── Records to process ──
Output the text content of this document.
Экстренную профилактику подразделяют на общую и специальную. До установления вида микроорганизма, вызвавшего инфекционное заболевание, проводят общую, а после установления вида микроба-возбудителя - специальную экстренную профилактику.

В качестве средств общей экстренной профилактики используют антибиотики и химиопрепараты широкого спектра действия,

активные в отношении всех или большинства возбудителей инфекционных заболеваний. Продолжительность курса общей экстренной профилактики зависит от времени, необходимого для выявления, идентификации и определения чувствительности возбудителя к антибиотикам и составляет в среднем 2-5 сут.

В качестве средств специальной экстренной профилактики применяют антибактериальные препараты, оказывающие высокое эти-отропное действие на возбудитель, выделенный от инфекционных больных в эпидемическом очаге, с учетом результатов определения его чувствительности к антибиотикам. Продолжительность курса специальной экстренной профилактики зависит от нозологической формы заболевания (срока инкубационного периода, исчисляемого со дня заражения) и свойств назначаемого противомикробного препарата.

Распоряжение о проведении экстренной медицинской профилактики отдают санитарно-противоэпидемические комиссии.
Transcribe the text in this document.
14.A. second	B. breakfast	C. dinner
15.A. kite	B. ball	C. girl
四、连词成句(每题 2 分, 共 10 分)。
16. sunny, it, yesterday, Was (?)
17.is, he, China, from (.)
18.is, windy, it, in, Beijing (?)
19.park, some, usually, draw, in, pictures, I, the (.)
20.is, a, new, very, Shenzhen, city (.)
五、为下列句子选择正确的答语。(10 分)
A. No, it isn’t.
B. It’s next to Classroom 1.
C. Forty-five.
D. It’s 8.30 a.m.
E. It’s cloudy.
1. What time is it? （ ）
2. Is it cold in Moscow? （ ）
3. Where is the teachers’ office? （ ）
───
Word for word, extract all the records.

- **Written reply**
Output the text content of this document.
Экстренную профилактику подразделяют на общую и специальную. До установления вида микроорганизма, вызвавшего инфекционное заболевание, проводят общую, а после установления вида микроба-возбудителя - специальную экстренную профилактику.

В качестве средств общей экстренной профилактики используют антибиотики и химиопрепараты широкого спектра действия,

активные в отношении всех или большинства возбудителей инфекционных заболеваний. Продолжительность курса общей экстренной профилактики зависит от времени, необходимого для выявления, идентификации и определения чувствительности возбудителя к антибиотикам и составляет в среднем 2-5 сут.

В качестве средств специальной экстренной профилактики применяют антибактериальные препараты, оказывающие высокое эти-отропное действие на возбудитель, выделенный от инфекционных больных в эпидемическом очаге, с учетом результатов определения его чувствительности к антибиотикам. Продолжительность курса специальной экстренной профилактики зависит от нозологической формы заболевания (срока инкубационного периода, исчисляемого со дня заражения) и свойств назначаемого противомикробного препарата.

Распоряжение о проведении экстренной медицинской профилактики отдают санитарно-противоэпидемические комиссии.
Transcribe the text in this document.
14.A. second	B. breakfast	C. dinner
15.A. kite	B. ball	C. girl
四、连词成句(每题 2 分, 共 10 分)。
16. sunny, it, yesterday, Was (?)
17.is, he, China, from (.)
18.is, windy, it, in, Beijing (?)
19.park, some, usually, draw, in, pictures, I, the (.)
20.is, a, new, very, Shenzhen, city (.)
五、为下列句子选择正确的答语。(10 分)
A. No, it isn’t.
B. It’s next to Classroom 1.
C. Forty-five.
D. It’s 8.30 a.m.
E. It’s cloudy.
1. What time is it? （ ）
2. Is it cold in Moscow? （ ）
3. Where is the teachers’ office? （ ）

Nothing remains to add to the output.